━━━ DATA PROVIDED

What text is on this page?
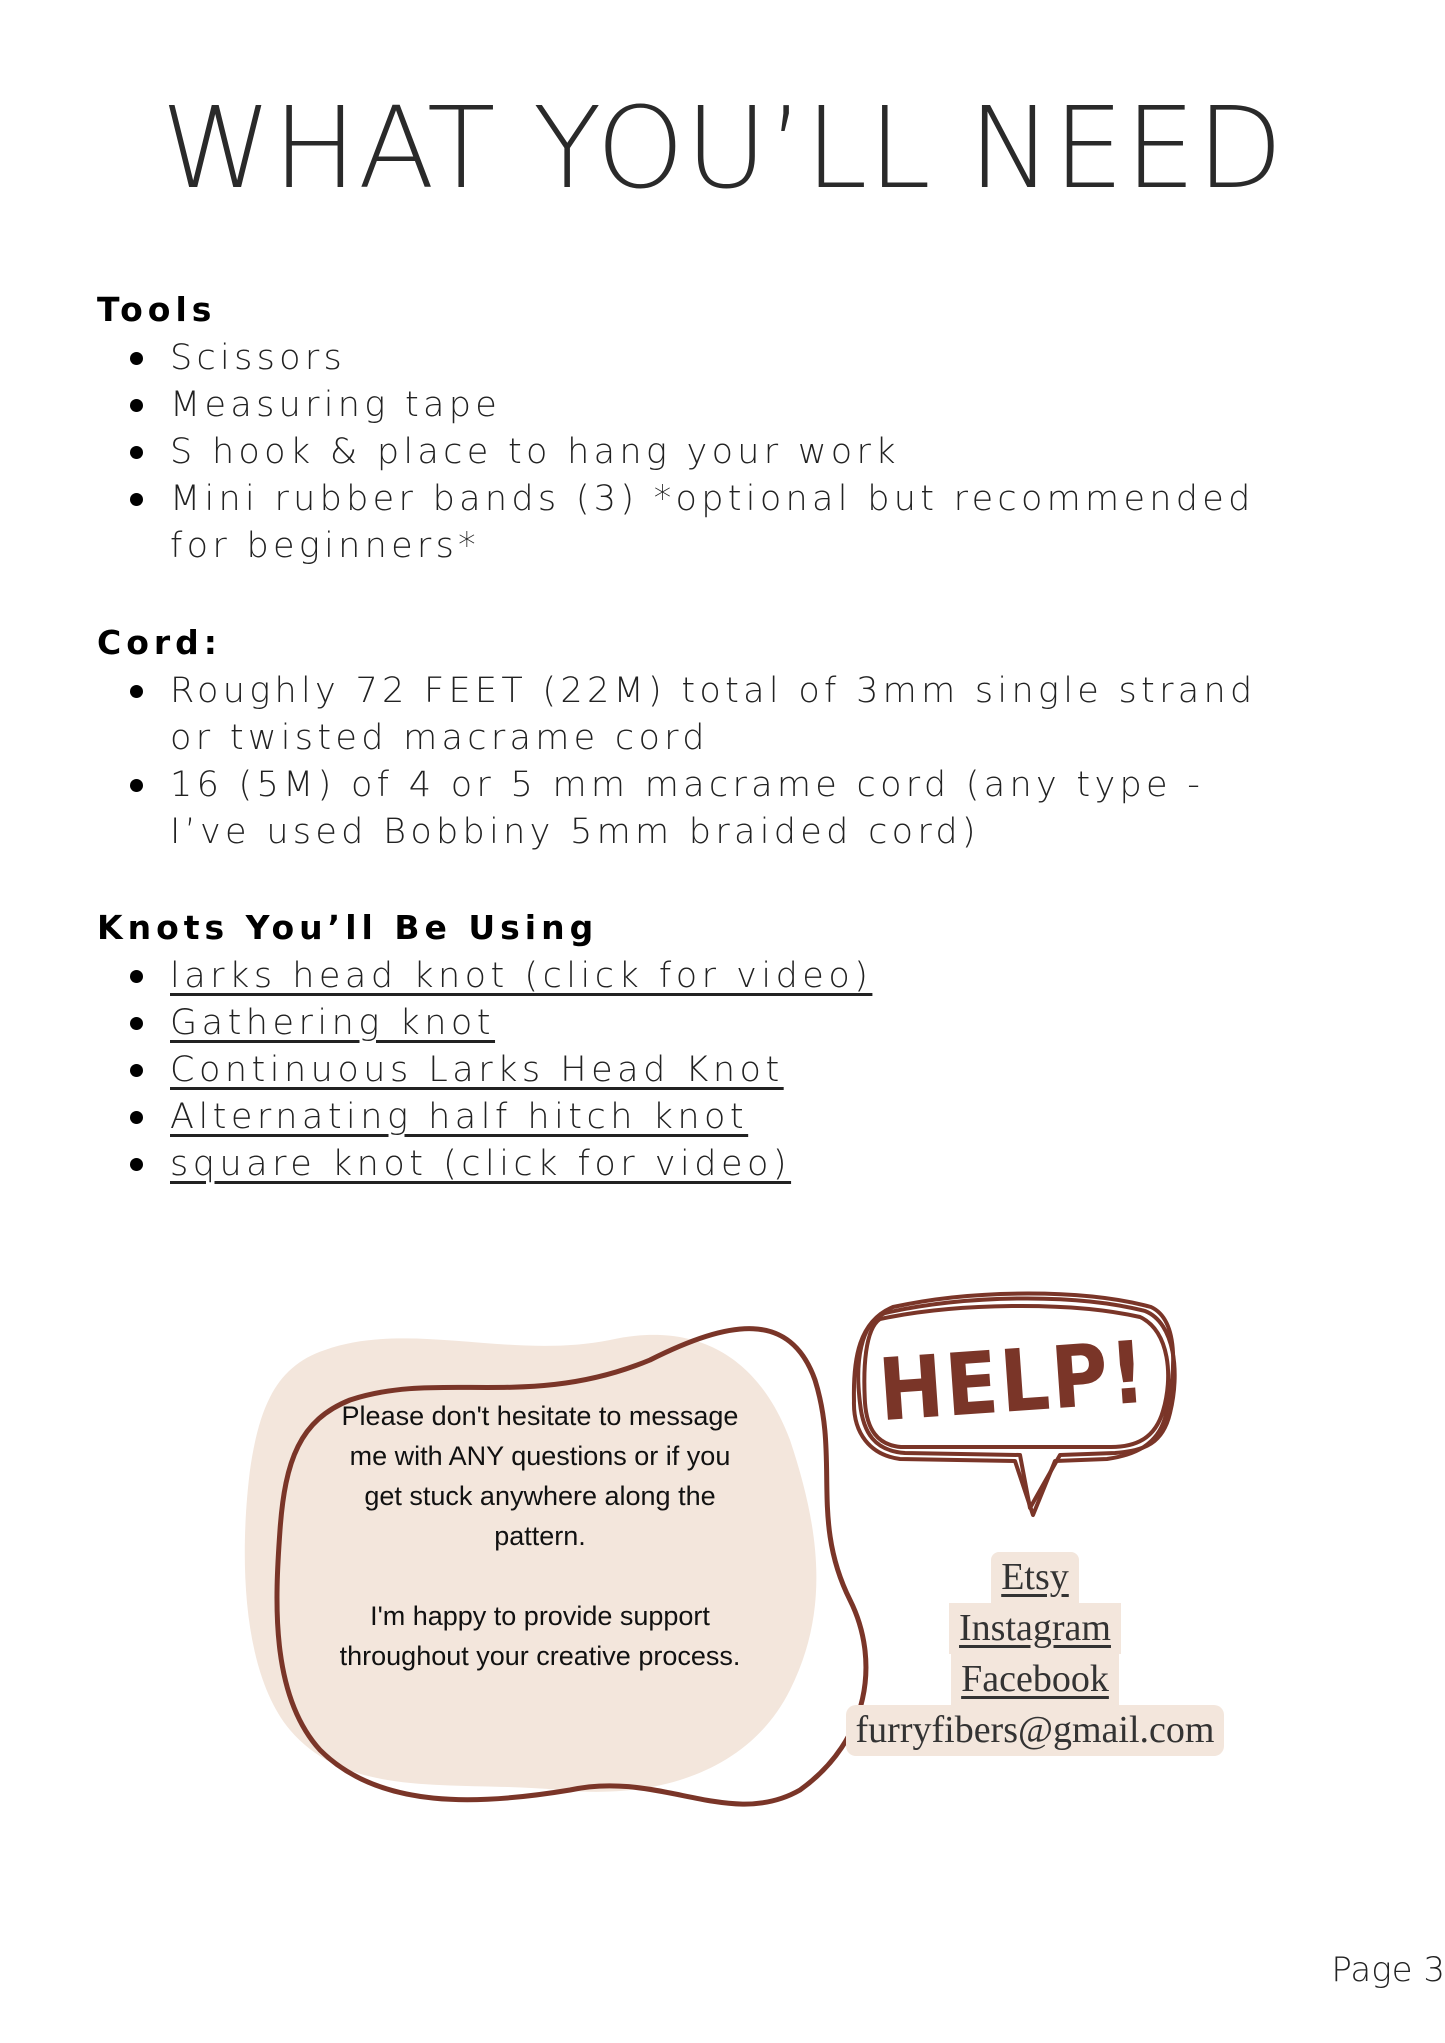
WHAT YOU’LL NEED
Tools
Scissors
Measuring tape
S hook & place to hang your work
Mini rubber bands (3) *optional but recommended for beginners*
Cord:
Roughly 72 FEET (22M) total of 3mm single strand or twisted macrame cord
16 (5M) of 4 or 5 mm macrame cord (any type - I’ve used Bobbiny 5mm braided cord)
Knots You’ll Be Using
larks head knot (click for video)
Gathering knot
Continuous Larks Head Knot
Alternating half hitch knot
square knot (click for video)

Please don't hesitate to message me with ANY questions or if you get stuck anywhere along the pattern.

I'm happy to provide support throughout your creative process.

HELP!
Etsy
Instagram
Facebook
furryfibers@gmail.com
Page 3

━━━━━━

From the data above, copy each line that has the string "macrame".

Roughly 72 FEET (22M) total of 3mm single strand or twisted macrame cord
16 (5M) of 4 or 5 mm macrame cord (any type - I’ve used Bobbiny 5mm braided cord)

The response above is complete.